Records:
┌──
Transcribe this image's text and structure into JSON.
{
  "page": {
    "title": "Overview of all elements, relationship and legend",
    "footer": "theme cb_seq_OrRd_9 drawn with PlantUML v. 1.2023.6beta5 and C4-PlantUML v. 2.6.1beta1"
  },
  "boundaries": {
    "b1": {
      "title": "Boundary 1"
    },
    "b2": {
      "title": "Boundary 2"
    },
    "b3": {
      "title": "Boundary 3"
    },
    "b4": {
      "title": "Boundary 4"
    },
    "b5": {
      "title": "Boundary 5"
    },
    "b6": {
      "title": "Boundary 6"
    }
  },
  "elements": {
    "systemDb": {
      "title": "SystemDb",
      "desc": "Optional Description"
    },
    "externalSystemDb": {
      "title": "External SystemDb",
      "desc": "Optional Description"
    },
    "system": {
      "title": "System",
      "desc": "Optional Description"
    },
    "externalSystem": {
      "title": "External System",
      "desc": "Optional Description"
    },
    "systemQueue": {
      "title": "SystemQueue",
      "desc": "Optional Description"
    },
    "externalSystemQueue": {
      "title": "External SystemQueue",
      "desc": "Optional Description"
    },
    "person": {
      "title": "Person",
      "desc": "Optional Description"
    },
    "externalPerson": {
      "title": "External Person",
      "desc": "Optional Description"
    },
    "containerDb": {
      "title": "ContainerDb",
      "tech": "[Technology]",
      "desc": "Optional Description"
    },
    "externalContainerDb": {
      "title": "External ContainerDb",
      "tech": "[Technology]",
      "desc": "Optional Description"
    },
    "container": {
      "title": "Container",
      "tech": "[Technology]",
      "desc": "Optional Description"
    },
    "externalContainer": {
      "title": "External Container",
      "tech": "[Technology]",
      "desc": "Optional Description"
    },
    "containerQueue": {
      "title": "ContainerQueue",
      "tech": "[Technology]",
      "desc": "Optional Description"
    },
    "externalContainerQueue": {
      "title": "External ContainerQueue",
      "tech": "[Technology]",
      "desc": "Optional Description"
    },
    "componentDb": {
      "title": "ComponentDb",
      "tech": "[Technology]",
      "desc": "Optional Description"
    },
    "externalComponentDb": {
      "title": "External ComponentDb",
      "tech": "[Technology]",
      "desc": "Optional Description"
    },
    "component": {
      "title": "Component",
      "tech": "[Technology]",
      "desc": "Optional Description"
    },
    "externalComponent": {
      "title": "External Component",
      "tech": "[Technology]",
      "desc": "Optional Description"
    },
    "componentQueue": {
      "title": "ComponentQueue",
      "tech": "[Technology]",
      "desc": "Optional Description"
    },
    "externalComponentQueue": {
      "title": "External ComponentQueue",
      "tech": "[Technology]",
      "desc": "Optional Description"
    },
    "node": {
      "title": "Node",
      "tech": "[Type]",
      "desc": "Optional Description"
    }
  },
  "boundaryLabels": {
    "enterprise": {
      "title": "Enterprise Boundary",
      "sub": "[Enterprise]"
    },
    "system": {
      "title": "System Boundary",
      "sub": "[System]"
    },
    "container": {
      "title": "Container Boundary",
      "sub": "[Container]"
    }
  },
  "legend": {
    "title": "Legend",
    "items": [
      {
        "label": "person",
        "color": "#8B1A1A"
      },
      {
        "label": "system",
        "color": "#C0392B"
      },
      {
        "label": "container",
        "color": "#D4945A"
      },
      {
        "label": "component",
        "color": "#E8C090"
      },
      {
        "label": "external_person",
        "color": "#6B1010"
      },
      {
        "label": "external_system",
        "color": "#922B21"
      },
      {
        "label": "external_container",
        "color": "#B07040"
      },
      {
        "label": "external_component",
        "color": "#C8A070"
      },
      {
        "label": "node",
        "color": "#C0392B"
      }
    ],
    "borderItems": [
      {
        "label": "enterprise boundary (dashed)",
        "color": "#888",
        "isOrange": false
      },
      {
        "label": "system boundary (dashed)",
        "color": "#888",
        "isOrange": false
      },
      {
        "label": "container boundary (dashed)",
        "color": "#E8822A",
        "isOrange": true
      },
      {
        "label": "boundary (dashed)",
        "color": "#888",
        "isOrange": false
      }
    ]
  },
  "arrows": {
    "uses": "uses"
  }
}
└──
Reproduce the listing above verbatim, from first line to last.

Transcribe this image's text and structure into JSON.
{
  "page": {
    "title": "Overview of all elements, relationship and legend",
    "footer": "theme cb_seq_OrRd_9 drawn with PlantUML v. 1.2023.6beta5 and C4-PlantUML v. 2.6.1beta1"
  },
  "boundaries": {
    "b1": {
      "title": "Boundary 1"
    },
    "b2": {
      "title": "Boundary 2"
    },
    "b3": {
      "title": "Boundary 3"
    },
    "b4": {
      "title": "Boundary 4"
    },
    "b5": {
      "title": "Boundary 5"
    },
    "b6": {
      "title": "Boundary 6"
    }
  },
  "elements": {
    "systemDb": {
      "title": "SystemDb",
      "desc": "Optional Description"
    },
    "externalSystemDb": {
      "title": "External SystemDb",
      "desc": "Optional Description"
    },
    "system": {
      "title": "System",
      "desc": "Optional Description"
    },
    "externalSystem": {
      "title": "External System",
      "desc": "Optional Description"
    },
    "systemQueue": {
      "title": "SystemQueue",
      "desc": "Optional Description"
    },
    "externalSystemQueue": {
      "title": "External SystemQueue",
      "desc": "Optional Description"
    },
    "person": {
      "title": "Person",
      "desc": "Optional Description"
    },
    "externalPerson": {
      "title": "External Person",
      "desc": "Optional Description"
    },
    "containerDb": {
      "title": "ContainerDb",
      "tech": "[Technology]",
      "desc": "Optional Description"
    },
    "externalContainerDb": {
      "title": "External ContainerDb",
      "tech": "[Technology]",
      "desc": "Optional Description"
    },
    "container": {
      "title": "Container",
      "tech": "[Technology]",
      "desc": "Optional Description"
    },
    "externalContainer": {
      "title": "External Container",
      "tech": "[Technology]",
      "desc": "Optional Description"
    },
    "containerQueue": {
      "title": "ContainerQueue",
      "tech": "[Technology]",
      "desc": "Optional Description"
    },
    "externalContainerQueue": {
      "title": "External ContainerQueue",
      "tech": "[Technology]",
      "desc": "Optional Description"
    },
    "componentDb": {
      "title": "ComponentDb",
      "tech": "[Technology]",
      "desc": "Optional Description"
    },
    "externalComponentDb": {
      "title": "External ComponentDb",
      "tech": "[Technology]",
      "desc": "Optional Description"
    },
    "component": {
      "title": "Component",
      "tech": "[Technology]",
      "desc": "Optional Description"
    },
    "externalComponent": {
      "title": "External Component",
      "tech": "[Technology]",
      "desc": "Optional Description"
    },
    "componentQueue": {
      "title": "ComponentQueue",
      "tech": "[Technology]",
      "desc": "Optional Description"
    },
    "externalComponentQueue": {
      "title": "External ComponentQueue",
      "tech": "[Technology]",
      "desc": "Optional Description"
    },
    "node": {
      "title": "Node",
      "tech": "[Type]",
      "desc": "Optional Description"
    }
  },
  "boundaryLabels": {
    "enterprise": {
      "title": "Enterprise Boundary",
      "sub": "[Enterprise]"
    },
    "system": {
      "title": "System Boundary",
      "sub": "[System]"
    },
    "container": {
      "title": "Container Boundary",
      "sub": "[Container]"
    }
  },
  "legend": {
    "title": "Legend",
    "items": [
      {
        "label": "person",
        "color": "#8B1A1A"
      },
      {
        "label": "system",
        "color": "#C0392B"
      },
      {
        "label": "container",
        "color": "#D4945A"
      },
      {
        "label": "component",
        "color": "#E8C090"
      },
      {
        "label": "external_person",
        "color": "#6B1010"
      },
      {
        "label": "external_system",
        "color": "#922B21"
      },
      {
        "label": "external_container",
        "color": "#B07040"
      },
      {
        "label": "external_component",
        "color": "#C8A070"
      },
      {
        "label": "node",
        "color": "#C0392B"
      }
    ],
    "borderItems": [
      {
        "label": "enterprise boundary (dashed)",
        "color": "#888",
        "isOrange": false
      },
      {
        "label": "system boundary (dashed)",
        "color": "#888",
        "isOrange": false
      },
      {
        "label": "container boundary (dashed)",
        "color": "#E8822A",
        "isOrange": true
      },
      {
        "label": "boundary (dashed)",
        "color": "#888",
        "isOrange": false
      }
    ]
  },
  "arrows": {
    "uses": "uses"
  }
}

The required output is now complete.